• **SET EXERCISE**: Reproduce all of the data below line for line and without alteration, leaving out the pictures.
···
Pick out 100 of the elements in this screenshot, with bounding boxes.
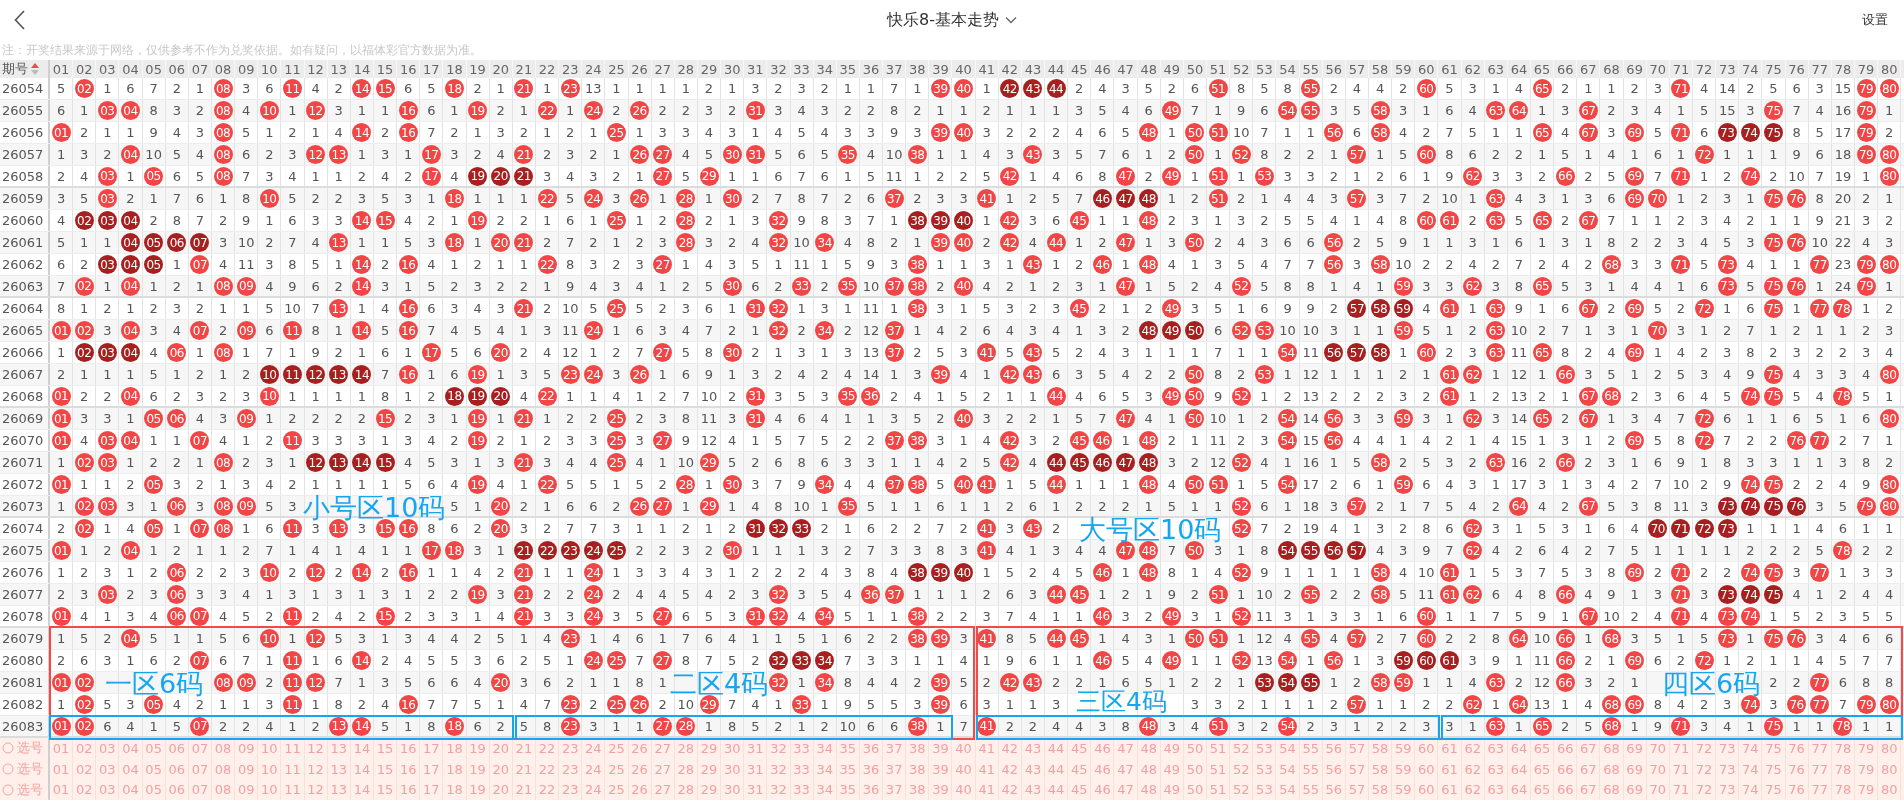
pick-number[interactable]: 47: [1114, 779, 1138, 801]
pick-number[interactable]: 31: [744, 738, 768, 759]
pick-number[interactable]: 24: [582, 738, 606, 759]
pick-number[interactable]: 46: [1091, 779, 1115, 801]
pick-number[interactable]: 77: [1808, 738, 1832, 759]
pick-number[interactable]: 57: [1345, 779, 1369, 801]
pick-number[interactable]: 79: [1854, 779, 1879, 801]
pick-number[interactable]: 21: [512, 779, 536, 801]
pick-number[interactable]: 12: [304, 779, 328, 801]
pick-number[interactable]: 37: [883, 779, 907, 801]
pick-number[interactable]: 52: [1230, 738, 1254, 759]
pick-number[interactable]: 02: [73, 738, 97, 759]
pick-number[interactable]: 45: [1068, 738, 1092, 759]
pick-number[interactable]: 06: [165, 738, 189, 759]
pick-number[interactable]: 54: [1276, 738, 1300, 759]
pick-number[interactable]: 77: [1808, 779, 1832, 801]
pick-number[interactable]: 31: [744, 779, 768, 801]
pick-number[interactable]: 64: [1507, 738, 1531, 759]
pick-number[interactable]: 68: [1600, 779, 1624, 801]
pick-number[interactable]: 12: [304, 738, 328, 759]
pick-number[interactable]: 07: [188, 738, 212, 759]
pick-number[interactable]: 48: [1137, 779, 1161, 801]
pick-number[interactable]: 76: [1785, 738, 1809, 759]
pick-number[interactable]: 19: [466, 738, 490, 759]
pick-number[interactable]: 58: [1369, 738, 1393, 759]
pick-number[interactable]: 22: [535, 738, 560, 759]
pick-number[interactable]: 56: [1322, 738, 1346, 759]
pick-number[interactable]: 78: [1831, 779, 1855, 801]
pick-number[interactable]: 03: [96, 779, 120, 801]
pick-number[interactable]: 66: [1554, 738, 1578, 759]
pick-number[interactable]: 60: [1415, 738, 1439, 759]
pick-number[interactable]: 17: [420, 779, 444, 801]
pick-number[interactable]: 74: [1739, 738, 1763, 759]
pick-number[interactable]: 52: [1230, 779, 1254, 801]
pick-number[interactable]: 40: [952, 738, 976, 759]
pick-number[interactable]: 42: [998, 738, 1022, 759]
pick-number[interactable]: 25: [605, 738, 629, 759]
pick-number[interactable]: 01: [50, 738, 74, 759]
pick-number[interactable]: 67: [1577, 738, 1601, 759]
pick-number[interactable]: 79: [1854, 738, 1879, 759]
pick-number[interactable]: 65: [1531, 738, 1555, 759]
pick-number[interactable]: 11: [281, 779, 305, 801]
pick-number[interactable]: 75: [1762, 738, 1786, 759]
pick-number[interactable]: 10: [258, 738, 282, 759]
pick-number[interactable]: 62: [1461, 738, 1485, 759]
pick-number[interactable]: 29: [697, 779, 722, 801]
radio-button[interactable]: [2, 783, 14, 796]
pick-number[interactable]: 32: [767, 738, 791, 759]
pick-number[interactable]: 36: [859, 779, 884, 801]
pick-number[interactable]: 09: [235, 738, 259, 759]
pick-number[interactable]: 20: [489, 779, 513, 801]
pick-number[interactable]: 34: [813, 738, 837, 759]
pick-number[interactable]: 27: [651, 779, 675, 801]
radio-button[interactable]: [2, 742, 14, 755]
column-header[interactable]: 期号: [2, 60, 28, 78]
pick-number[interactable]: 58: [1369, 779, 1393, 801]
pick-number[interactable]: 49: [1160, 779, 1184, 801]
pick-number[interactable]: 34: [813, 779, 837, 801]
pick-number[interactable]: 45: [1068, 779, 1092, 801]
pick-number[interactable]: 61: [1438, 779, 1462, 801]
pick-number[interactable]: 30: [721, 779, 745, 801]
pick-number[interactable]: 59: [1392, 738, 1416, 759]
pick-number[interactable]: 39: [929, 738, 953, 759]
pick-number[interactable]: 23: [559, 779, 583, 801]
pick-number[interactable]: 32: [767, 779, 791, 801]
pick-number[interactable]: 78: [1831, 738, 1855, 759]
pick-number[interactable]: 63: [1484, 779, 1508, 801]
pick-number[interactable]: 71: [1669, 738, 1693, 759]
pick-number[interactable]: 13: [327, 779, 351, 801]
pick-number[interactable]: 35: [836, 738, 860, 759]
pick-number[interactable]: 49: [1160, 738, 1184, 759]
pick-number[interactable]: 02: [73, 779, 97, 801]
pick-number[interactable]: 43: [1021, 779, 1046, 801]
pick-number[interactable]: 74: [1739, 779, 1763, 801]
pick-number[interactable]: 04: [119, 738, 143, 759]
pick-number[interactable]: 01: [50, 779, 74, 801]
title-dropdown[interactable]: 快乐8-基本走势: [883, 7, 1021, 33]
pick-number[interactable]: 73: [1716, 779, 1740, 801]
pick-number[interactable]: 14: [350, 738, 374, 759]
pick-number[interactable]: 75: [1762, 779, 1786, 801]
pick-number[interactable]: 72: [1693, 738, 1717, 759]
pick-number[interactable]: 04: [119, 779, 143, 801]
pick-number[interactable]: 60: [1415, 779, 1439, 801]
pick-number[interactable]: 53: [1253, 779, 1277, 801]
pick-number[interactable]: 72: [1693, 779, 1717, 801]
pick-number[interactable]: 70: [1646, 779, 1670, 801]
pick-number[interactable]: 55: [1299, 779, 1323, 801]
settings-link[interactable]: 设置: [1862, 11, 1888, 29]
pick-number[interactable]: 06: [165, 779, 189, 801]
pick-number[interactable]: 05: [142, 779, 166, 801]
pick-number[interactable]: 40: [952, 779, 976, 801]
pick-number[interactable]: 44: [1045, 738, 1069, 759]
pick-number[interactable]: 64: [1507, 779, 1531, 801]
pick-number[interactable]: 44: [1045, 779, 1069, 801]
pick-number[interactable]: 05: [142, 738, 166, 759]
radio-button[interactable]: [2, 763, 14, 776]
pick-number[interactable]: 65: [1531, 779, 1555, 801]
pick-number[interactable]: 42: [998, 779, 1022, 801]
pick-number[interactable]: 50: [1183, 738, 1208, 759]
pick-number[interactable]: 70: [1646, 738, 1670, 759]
···
• **SOLUTION TO THIS EXERCISE**:
Pick out 100 of the elements in this screenshot, with bounding boxes.
pick-number[interactable]: 47: [1114, 779, 1138, 801]
pick-number[interactable]: 31: [744, 738, 768, 759]
pick-number[interactable]: 24: [582, 738, 606, 759]
pick-number[interactable]: 46: [1091, 779, 1115, 801]
pick-number[interactable]: 77: [1808, 738, 1832, 759]
pick-number[interactable]: 57: [1345, 779, 1369, 801]
pick-number[interactable]: 79: [1854, 779, 1879, 801]
pick-number[interactable]: 21: [512, 779, 536, 801]
pick-number[interactable]: 12: [304, 779, 328, 801]
pick-number[interactable]: 37: [883, 779, 907, 801]
pick-number[interactable]: 52: [1230, 738, 1254, 759]
pick-number[interactable]: 02: [73, 738, 97, 759]
pick-number[interactable]: 45: [1068, 738, 1092, 759]
pick-number[interactable]: 06: [165, 738, 189, 759]
pick-number[interactable]: 54: [1276, 738, 1300, 759]
pick-number[interactable]: 77: [1808, 779, 1832, 801]
pick-number[interactable]: 31: [744, 779, 768, 801]
pick-number[interactable]: 64: [1507, 738, 1531, 759]
pick-number[interactable]: 68: [1600, 779, 1624, 801]
pick-number[interactable]: 12: [304, 738, 328, 759]
pick-number[interactable]: 07: [188, 738, 212, 759]
pick-number[interactable]: 48: [1137, 779, 1161, 801]
pick-number[interactable]: 76: [1785, 738, 1809, 759]
pick-number[interactable]: 19: [466, 738, 490, 759]
pick-number[interactable]: 58: [1369, 738, 1393, 759]
pick-number[interactable]: 22: [535, 738, 560, 759]
pick-number[interactable]: 56: [1322, 738, 1346, 759]
pick-number[interactable]: 78: [1831, 779, 1855, 801]
pick-number[interactable]: 03: [96, 779, 120, 801]
pick-number[interactable]: 66: [1554, 738, 1578, 759]
pick-number[interactable]: 60: [1415, 738, 1439, 759]
pick-number[interactable]: 17: [420, 779, 444, 801]
pick-number[interactable]: 74: [1739, 738, 1763, 759]
pick-number[interactable]: 52: [1230, 779, 1254, 801]
pick-number[interactable]: 40: [952, 738, 976, 759]
pick-number[interactable]: 42: [998, 738, 1022, 759]
pick-number[interactable]: 25: [605, 738, 629, 759]
pick-number[interactable]: 01: [50, 738, 74, 759]
pick-number[interactable]: 67: [1577, 738, 1601, 759]
pick-number[interactable]: 79: [1854, 738, 1879, 759]
pick-number[interactable]: 65: [1531, 738, 1555, 759]
pick-number[interactable]: 11: [281, 779, 305, 801]
pick-number[interactable]: 75: [1762, 738, 1786, 759]
pick-number[interactable]: 10: [258, 738, 282, 759]
pick-number[interactable]: 62: [1461, 738, 1485, 759]
pick-number[interactable]: 29: [697, 779, 722, 801]
radio-button[interactable]: [2, 783, 14, 796]
pick-number[interactable]: 32: [767, 738, 791, 759]
pick-number[interactable]: 36: [859, 779, 884, 801]
pick-number[interactable]: 09: [235, 738, 259, 759]
pick-number[interactable]: 20: [489, 779, 513, 801]
pick-number[interactable]: 34: [813, 738, 837, 759]
pick-number[interactable]: 27: [651, 779, 675, 801]
radio-button[interactable]: [2, 742, 14, 755]
column-header[interactable]: 期号: [2, 60, 28, 78]
pick-number[interactable]: 58: [1369, 779, 1393, 801]
pick-number[interactable]: 49: [1160, 779, 1184, 801]
pick-number[interactable]: 34: [813, 779, 837, 801]
pick-number[interactable]: 45: [1068, 779, 1092, 801]
pick-number[interactable]: 61: [1438, 779, 1462, 801]
pick-number[interactable]: 30: [721, 779, 745, 801]
pick-number[interactable]: 59: [1392, 738, 1416, 759]
pick-number[interactable]: 39: [929, 738, 953, 759]
pick-number[interactable]: 23: [559, 779, 583, 801]
pick-number[interactable]: 32: [767, 779, 791, 801]
pick-number[interactable]: 78: [1831, 738, 1855, 759]
pick-number[interactable]: 63: [1484, 779, 1508, 801]
pick-number[interactable]: 71: [1669, 738, 1693, 759]
pick-number[interactable]: 13: [327, 779, 351, 801]
pick-number[interactable]: 35: [836, 738, 860, 759]
pick-number[interactable]: 49: [1160, 738, 1184, 759]
pick-number[interactable]: 02: [73, 779, 97, 801]
pick-number[interactable]: 43: [1021, 779, 1046, 801]
pick-number[interactable]: 74: [1739, 779, 1763, 801]
pick-number[interactable]: 04: [119, 738, 143, 759]
pick-number[interactable]: 01: [50, 779, 74, 801]
title-dropdown[interactable]: 快乐8-基本走势: [883, 7, 1021, 33]
pick-number[interactable]: 73: [1716, 779, 1740, 801]
pick-number[interactable]: 14: [350, 738, 374, 759]
pick-number[interactable]: 75: [1762, 779, 1786, 801]
pick-number[interactable]: 72: [1693, 738, 1717, 759]
pick-number[interactable]: 04: [119, 779, 143, 801]
pick-number[interactable]: 60: [1415, 779, 1439, 801]
pick-number[interactable]: 53: [1253, 779, 1277, 801]
pick-number[interactable]: 72: [1693, 779, 1717, 801]
pick-number[interactable]: 70: [1646, 779, 1670, 801]
pick-number[interactable]: 55: [1299, 779, 1323, 801]
settings-link[interactable]: 设置: [1862, 11, 1888, 29]
pick-number[interactable]: 06: [165, 779, 189, 801]
pick-number[interactable]: 05: [142, 779, 166, 801]
pick-number[interactable]: 40: [952, 779, 976, 801]
pick-number[interactable]: 44: [1045, 738, 1069, 759]
pick-number[interactable]: 64: [1507, 779, 1531, 801]
pick-number[interactable]: 44: [1045, 779, 1069, 801]
pick-number[interactable]: 05: [142, 738, 166, 759]
radio-button[interactable]: [2, 763, 14, 776]
pick-number[interactable]: 65: [1531, 779, 1555, 801]
pick-number[interactable]: 42: [998, 779, 1022, 801]
pick-number[interactable]: 50: [1183, 738, 1208, 759]
pick-number[interactable]: 70: [1646, 738, 1670, 759]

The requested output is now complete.